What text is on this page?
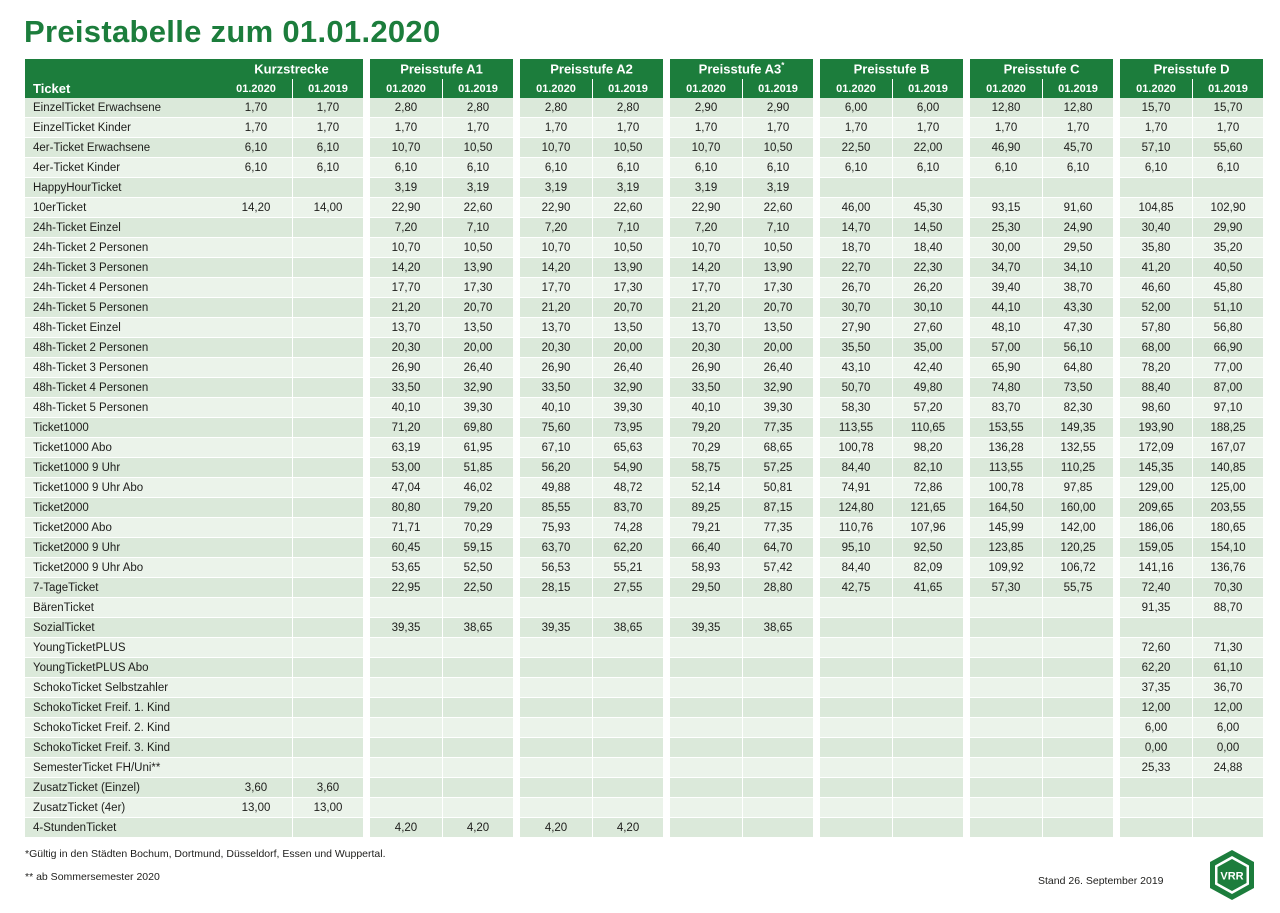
Preistabelle zum 01.01.2020
	Kurzstrecke			Preisstufe A1			Preisstufe A2			Preisstufe A3*			Preisstufe B			Preisstufe C			Preisstufe D	
Ticket	01.2020	01.2019		01.2020	01.2019		01.2020	01.2019		01.2020	01.2019		01.2020	01.2019		01.2020	01.2019		01.2020	01.2019
EinzelTicket Erwachsene	1,70	1,70		2,80	2,80		2,80	2,80		2,90	2,90		6,00	6,00		12,80	12,80		15,70	15,70
EinzelTicket Kinder	1,70	1,70		1,70	1,70		1,70	1,70		1,70	1,70		1,70	1,70		1,70	1,70		1,70	1,70
4er-Ticket Erwachsene	6,10	6,10		10,70	10,50		10,70	10,50		10,70	10,50		22,50	22,00		46,90	45,70		57,10	55,60
4er-Ticket Kinder	6,10	6,10		6,10	6,10		6,10	6,10		6,10	6,10		6,10	6,10		6,10	6,10		6,10	6,10
HappyHourTicket				3,19	3,19		3,19	3,19		3,19	3,19									
10erTicket	14,20	14,00		22,90	22,60		22,90	22,60		22,90	22,60		46,00	45,30		93,15	91,60		104,85	102,90
24h-Ticket Einzel				7,20	7,10		7,20	7,10		7,20	7,10		14,70	14,50		25,30	24,90		30,40	29,90
24h-Ticket 2 Personen				10,70	10,50		10,70	10,50		10,70	10,50		18,70	18,40		30,00	29,50		35,80	35,20
24h-Ticket 3 Personen				14,20	13,90		14,20	13,90		14,20	13,90		22,70	22,30		34,70	34,10		41,20	40,50
24h-Ticket 4 Personen				17,70	17,30		17,70	17,30		17,70	17,30		26,70	26,20		39,40	38,70		46,60	45,80
24h-Ticket 5 Personen				21,20	20,70		21,20	20,70		21,20	20,70		30,70	30,10		44,10	43,30		52,00	51,10
48h-Ticket Einzel				13,70	13,50		13,70	13,50		13,70	13,50		27,90	27,60		48,10	47,30		57,80	56,80
48h-Ticket 2 Personen				20,30	20,00		20,30	20,00		20,30	20,00		35,50	35,00		57,00	56,10		68,00	66,90
48h-Ticket 3 Personen				26,90	26,40		26,90	26,40		26,90	26,40		43,10	42,40		65,90	64,80		78,20	77,00
48h-Ticket 4 Personen				33,50	32,90		33,50	32,90		33,50	32,90		50,70	49,80		74,80	73,50		88,40	87,00
48h-Ticket 5 Personen				40,10	39,30		40,10	39,30		40,10	39,30		58,30	57,20		83,70	82,30		98,60	97,10
Ticket1000				71,20	69,80		75,60	73,95		79,20	77,35		113,55	110,65		153,55	149,35		193,90	188,25
Ticket1000 Abo				63,19	61,95		67,10	65,63		70,29	68,65		100,78	98,20		136,28	132,55		172,09	167,07
Ticket1000 9 Uhr				53,00	51,85		56,20	54,90		58,75	57,25		84,40	82,10		113,55	110,25		145,35	140,85
Ticket1000 9 Uhr Abo				47,04	46,02		49,88	48,72		52,14	50,81		74,91	72,86		100,78	97,85		129,00	125,00
Ticket2000				80,80	79,20		85,55	83,70		89,25	87,15		124,80	121,65		164,50	160,00		209,65	203,55
Ticket2000 Abo				71,71	70,29		75,93	74,28		79,21	77,35		110,76	107,96		145,99	142,00		186,06	180,65
Ticket2000 9 Uhr				60,45	59,15		63,70	62,20		66,40	64,70		95,10	92,50		123,85	120,25		159,05	154,10
Ticket2000 9 Uhr Abo				53,65	52,50		56,53	55,21		58,93	57,42		84,40	82,09		109,92	106,72		141,16	136,76
7-TageTicket				22,95	22,50		28,15	27,55		29,50	28,80		42,75	41,65		57,30	55,75		72,40	70,30
BärenTicket																			91,35	88,70
SozialTicket				39,35	38,65		39,35	38,65		39,35	38,65									
YoungTicketPLUS																			72,60	71,30
YoungTicketPLUS Abo																			62,20	61,10
SchokoTicket Selbstzahler																			37,35	36,70
SchokoTicket Freif. 1. Kind																			12,00	12,00
SchokoTicket Freif. 2. Kind																			6,00	6,00
SchokoTicket Freif. 3. Kind																			0,00	0,00
SemesterTicket FH/Uni**																			25,33	24,88
ZusatzTicket (Einzel)	3,60	3,60																		
ZusatzTicket (4er)	13,00	13,00																		
4-StundenTicket				4,20	4,20		4,20	4,20												
*Gültig in den Städten Bochum, Dortmund, Düsseldorf, Essen und Wuppertal.
** ab Sommersemester 2020	Stand 26. September 2019	VRR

[REQUIREMENT] Read through the entries and copy each line in which "Erwachsene" appears.

[COMPLETE OUTPUT]
EinzelTicket Erwachsene	1,70	1,70		2,80	2,80		2,80	2,80		2,90	2,90		6,00	6,00		12,80	12,80		15,70	15,70
4er-Ticket Erwachsene	6,10	6,10		10,70	10,50		10,70	10,50		10,70	10,50		22,50	22,00		46,90	45,70		57,10	55,60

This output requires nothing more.